__Raw data__.
-=-=-=-=-

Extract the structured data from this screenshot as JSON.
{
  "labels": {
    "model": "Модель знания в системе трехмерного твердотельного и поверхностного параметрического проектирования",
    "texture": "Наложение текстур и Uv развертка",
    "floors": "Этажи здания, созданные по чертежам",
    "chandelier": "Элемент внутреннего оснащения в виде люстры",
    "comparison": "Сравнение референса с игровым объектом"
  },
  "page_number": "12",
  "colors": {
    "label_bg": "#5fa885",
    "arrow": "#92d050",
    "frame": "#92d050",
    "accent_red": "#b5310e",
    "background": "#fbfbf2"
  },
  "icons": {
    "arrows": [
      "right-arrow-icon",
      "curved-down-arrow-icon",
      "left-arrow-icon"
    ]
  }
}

-=-=-=-=-

__Exercise prompt__.
Set all of the entries down again, exactly as they were given.

__Answer for the task__.
Extract the structured data from this screenshot as JSON.
{
  "labels": {
    "model": "Модель знания в системе трехмерного твердотельного и поверхностного параметрического проектирования",
    "texture": "Наложение текстур и Uv развертка",
    "floors": "Этажи здания, созданные по чертежам",
    "chandelier": "Элемент внутреннего оснащения в виде люстры",
    "comparison": "Сравнение референса с игровым объектом"
  },
  "page_number": "12",
  "colors": {
    "label_bg": "#5fa885",
    "arrow": "#92d050",
    "frame": "#92d050",
    "accent_red": "#b5310e",
    "background": "#fbfbf2"
  },
  "icons": {
    "arrows": [
      "right-arrow-icon",
      "curved-down-arrow-icon",
      "left-arrow-icon"
    ]
  }
}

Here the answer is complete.